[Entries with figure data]
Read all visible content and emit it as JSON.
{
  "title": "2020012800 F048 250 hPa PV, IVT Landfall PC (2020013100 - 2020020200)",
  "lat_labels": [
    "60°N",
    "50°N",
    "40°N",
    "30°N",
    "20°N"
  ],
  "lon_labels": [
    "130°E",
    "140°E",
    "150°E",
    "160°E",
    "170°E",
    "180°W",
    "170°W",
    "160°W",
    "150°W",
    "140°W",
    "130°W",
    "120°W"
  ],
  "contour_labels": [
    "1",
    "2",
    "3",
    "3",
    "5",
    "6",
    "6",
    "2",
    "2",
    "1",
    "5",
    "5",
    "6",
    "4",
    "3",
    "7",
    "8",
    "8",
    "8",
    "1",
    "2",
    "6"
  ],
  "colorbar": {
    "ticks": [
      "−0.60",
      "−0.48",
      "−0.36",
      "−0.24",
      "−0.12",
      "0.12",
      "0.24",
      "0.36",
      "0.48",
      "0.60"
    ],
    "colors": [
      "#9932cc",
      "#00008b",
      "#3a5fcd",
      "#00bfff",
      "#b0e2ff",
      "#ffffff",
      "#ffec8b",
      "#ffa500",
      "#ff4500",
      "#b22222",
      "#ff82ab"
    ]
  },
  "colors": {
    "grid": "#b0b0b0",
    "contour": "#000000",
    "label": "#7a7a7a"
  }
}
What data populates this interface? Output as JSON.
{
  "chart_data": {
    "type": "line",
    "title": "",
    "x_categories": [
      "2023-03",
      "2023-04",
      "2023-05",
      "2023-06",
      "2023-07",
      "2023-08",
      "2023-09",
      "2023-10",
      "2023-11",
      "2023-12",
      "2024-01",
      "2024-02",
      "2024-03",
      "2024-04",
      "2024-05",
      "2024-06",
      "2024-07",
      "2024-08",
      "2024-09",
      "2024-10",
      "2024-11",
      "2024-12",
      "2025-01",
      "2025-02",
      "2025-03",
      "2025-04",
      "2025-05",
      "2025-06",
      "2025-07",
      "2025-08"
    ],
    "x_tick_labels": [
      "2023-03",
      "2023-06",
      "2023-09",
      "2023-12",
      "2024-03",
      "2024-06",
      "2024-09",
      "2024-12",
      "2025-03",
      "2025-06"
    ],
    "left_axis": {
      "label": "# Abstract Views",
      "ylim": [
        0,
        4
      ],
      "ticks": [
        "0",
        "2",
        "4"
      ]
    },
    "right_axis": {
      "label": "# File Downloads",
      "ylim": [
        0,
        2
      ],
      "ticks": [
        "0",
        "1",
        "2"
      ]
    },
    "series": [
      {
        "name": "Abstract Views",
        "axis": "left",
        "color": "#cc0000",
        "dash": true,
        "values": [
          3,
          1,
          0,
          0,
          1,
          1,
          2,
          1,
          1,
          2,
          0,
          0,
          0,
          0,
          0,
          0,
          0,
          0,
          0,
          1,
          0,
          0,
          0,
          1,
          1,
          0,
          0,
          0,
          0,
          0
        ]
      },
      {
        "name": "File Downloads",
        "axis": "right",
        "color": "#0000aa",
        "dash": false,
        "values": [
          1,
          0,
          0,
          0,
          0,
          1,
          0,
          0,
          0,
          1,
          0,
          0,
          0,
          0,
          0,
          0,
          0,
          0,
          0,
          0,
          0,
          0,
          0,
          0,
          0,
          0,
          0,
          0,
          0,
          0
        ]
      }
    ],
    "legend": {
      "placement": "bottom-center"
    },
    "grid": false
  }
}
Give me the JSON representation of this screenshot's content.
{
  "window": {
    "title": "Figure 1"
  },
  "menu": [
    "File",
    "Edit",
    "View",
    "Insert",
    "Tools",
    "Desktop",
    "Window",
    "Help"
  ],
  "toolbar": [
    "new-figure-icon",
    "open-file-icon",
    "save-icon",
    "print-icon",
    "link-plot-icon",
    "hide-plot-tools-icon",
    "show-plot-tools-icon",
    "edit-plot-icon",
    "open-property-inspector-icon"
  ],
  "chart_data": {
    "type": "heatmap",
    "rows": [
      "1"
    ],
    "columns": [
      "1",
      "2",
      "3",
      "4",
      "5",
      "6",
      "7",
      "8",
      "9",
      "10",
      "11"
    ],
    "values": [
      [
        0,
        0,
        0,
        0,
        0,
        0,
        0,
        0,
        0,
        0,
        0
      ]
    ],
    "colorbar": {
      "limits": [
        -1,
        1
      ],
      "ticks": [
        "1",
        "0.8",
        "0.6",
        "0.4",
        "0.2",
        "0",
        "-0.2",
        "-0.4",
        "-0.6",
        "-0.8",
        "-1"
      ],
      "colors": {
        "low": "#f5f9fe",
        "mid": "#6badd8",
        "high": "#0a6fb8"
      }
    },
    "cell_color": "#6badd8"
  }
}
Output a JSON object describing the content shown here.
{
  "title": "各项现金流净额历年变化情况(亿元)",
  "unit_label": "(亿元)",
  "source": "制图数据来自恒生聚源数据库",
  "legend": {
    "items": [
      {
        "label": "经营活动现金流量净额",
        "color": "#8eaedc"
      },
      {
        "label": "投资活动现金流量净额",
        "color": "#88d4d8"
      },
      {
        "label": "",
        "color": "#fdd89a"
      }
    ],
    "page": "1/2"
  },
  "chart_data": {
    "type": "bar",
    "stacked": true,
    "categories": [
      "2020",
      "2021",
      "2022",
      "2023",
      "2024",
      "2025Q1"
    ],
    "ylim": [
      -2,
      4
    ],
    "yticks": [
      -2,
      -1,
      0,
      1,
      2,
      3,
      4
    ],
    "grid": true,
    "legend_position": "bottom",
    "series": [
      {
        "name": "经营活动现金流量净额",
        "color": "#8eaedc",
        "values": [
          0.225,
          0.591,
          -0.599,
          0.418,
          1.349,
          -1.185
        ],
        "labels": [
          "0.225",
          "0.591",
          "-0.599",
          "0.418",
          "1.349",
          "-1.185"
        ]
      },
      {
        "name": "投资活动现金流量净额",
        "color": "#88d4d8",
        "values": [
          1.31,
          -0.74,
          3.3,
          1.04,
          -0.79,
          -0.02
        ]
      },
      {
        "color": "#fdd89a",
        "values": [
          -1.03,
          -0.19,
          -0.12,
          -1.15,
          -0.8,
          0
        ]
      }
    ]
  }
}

SHORT TASK:
Output all preceding records character for character.

ANSWER TO THIS TASK:
Read all visible content and emit it as JSON.
{
  "title": "2020012800 F048 250 hPa PV, IVT Landfall PC (2020013100 - 2020020200)",
  "lat_labels": [
    "60°N",
    "50°N",
    "40°N",
    "30°N",
    "20°N"
  ],
  "lon_labels": [
    "130°E",
    "140°E",
    "150°E",
    "160°E",
    "170°E",
    "180°W",
    "170°W",
    "160°W",
    "150°W",
    "140°W",
    "130°W",
    "120°W"
  ],
  "contour_labels": [
    "1",
    "2",
    "3",
    "3",
    "5",
    "6",
    "6",
    "2",
    "2",
    "1",
    "5",
    "5",
    "6",
    "4",
    "3",
    "7",
    "8",
    "8",
    "8",
    "1",
    "2",
    "6"
  ],
  "colorbar": {
    "ticks": [
      "−0.60",
      "−0.48",
      "−0.36",
      "−0.24",
      "−0.12",
      "0.12",
      "0.24",
      "0.36",
      "0.48",
      "0.60"
    ],
    "colors": [
      "#9932cc",
      "#00008b",
      "#3a5fcd",
      "#00bfff",
      "#b0e2ff",
      "#ffffff",
      "#ffec8b",
      "#ffa500",
      "#ff4500",
      "#b22222",
      "#ff82ab"
    ]
  },
  "colors": {
    "grid": "#b0b0b0",
    "contour": "#000000",
    "label": "#7a7a7a"
  }
}
What data populates this interface? Output as JSON.
{
  "chart_data": {
    "type": "line",
    "title": "",
    "x_categories": [
      "2023-03",
      "2023-04",
      "2023-05",
      "2023-06",
      "2023-07",
      "2023-08",
      "2023-09",
      "2023-10",
      "2023-11",
      "2023-12",
      "2024-01",
      "2024-02",
      "2024-03",
      "2024-04",
      "2024-05",
      "2024-06",
      "2024-07",
      "2024-08",
      "2024-09",
      "2024-10",
      "2024-11",
      "2024-12",
      "2025-01",
      "2025-02",
      "2025-03",
      "2025-04",
      "2025-05",
      "2025-06",
      "2025-07",
      "2025-08"
    ],
    "x_tick_labels": [
      "2023-03",
      "2023-06",
      "2023-09",
      "2023-12",
      "2024-03",
      "2024-06",
      "2024-09",
      "2024-12",
      "2025-03",
      "2025-06"
    ],
    "left_axis": {
      "label": "# Abstract Views",
      "ylim": [
        0,
        4
      ],
      "ticks": [
        "0",
        "2",
        "4"
      ]
    },
    "right_axis": {
      "label": "# File Downloads",
      "ylim": [
        0,
        2
      ],
      "ticks": [
        "0",
        "1",
        "2"
      ]
    },
    "series": [
      {
        "name": "Abstract Views",
        "axis": "left",
        "color": "#cc0000",
        "dash": true,
        "values": [
          3,
          1,
          0,
          0,
          1,
          1,
          2,
          1,
          1,
          2,
          0,
          0,
          0,
          0,
          0,
          0,
          0,
          0,
          0,
          1,
          0,
          0,
          0,
          1,
          1,
          0,
          0,
          0,
          0,
          0
        ]
      },
      {
        "name": "File Downloads",
        "axis": "right",
        "color": "#0000aa",
        "dash": false,
        "values": [
          1,
          0,
          0,
          0,
          0,
          1,
          0,
          0,
          0,
          1,
          0,
          0,
          0,
          0,
          0,
          0,
          0,
          0,
          0,
          0,
          0,
          0,
          0,
          0,
          0,
          0,
          0,
          0,
          0,
          0
        ]
      }
    ],
    "legend": {
      "placement": "bottom-center"
    },
    "grid": false
  }
}
Give me the JSON representation of this screenshot's content.
{
  "window": {
    "title": "Figure 1"
  },
  "menu": [
    "File",
    "Edit",
    "View",
    "Insert",
    "Tools",
    "Desktop",
    "Window",
    "Help"
  ],
  "toolbar": [
    "new-figure-icon",
    "open-file-icon",
    "save-icon",
    "print-icon",
    "link-plot-icon",
    "hide-plot-tools-icon",
    "show-plot-tools-icon",
    "edit-plot-icon",
    "open-property-inspector-icon"
  ],
  "chart_data": {
    "type": "heatmap",
    "rows": [
      "1"
    ],
    "columns": [
      "1",
      "2",
      "3",
      "4",
      "5",
      "6",
      "7",
      "8",
      "9",
      "10",
      "11"
    ],
    "values": [
      [
        0,
        0,
        0,
        0,
        0,
        0,
        0,
        0,
        0,
        0,
        0
      ]
    ],
    "colorbar": {
      "limits": [
        -1,
        1
      ],
      "ticks": [
        "1",
        "0.8",
        "0.6",
        "0.4",
        "0.2",
        "0",
        "-0.2",
        "-0.4",
        "-0.6",
        "-0.8",
        "-1"
      ],
      "colors": {
        "low": "#f5f9fe",
        "mid": "#6badd8",
        "high": "#0a6fb8"
      }
    },
    "cell_color": "#6badd8"
  }
}
Output a JSON object describing the content shown here.
{
  "title": "各项现金流净额历年变化情况(亿元)",
  "unit_label": "(亿元)",
  "source": "制图数据来自恒生聚源数据库",
  "legend": {
    "items": [
      {
        "label": "经营活动现金流量净额",
        "color": "#8eaedc"
      },
      {
        "label": "投资活动现金流量净额",
        "color": "#88d4d8"
      },
      {
        "label": "",
        "color": "#fdd89a"
      }
    ],
    "page": "1/2"
  },
  "chart_data": {
    "type": "bar",
    "stacked": true,
    "categories": [
      "2020",
      "2021",
      "2022",
      "2023",
      "2024",
      "2025Q1"
    ],
    "ylim": [
      -2,
      4
    ],
    "yticks": [
      -2,
      -1,
      0,
      1,
      2,
      3,
      4
    ],
    "grid": true,
    "legend_position": "bottom",
    "series": [
      {
        "name": "经营活动现金流量净额",
        "color": "#8eaedc",
        "values": [
          0.225,
          0.591,
          -0.599,
          0.418,
          1.349,
          -1.185
        ],
        "labels": [
          "0.225",
          "0.591",
          "-0.599",
          "0.418",
          "1.349",
          "-1.185"
        ]
      },
      {
        "name": "投资活动现金流量净额",
        "color": "#88d4d8",
        "values": [
          1.31,
          -0.74,
          3.3,
          1.04,
          -0.79,
          -0.02
        ]
      },
      {
        "color": "#fdd89a",
        "values": [
          -1.03,
          -0.19,
          -0.12,
          -1.15,
          -0.8,
          0
        ]
      }
    ]
  }
}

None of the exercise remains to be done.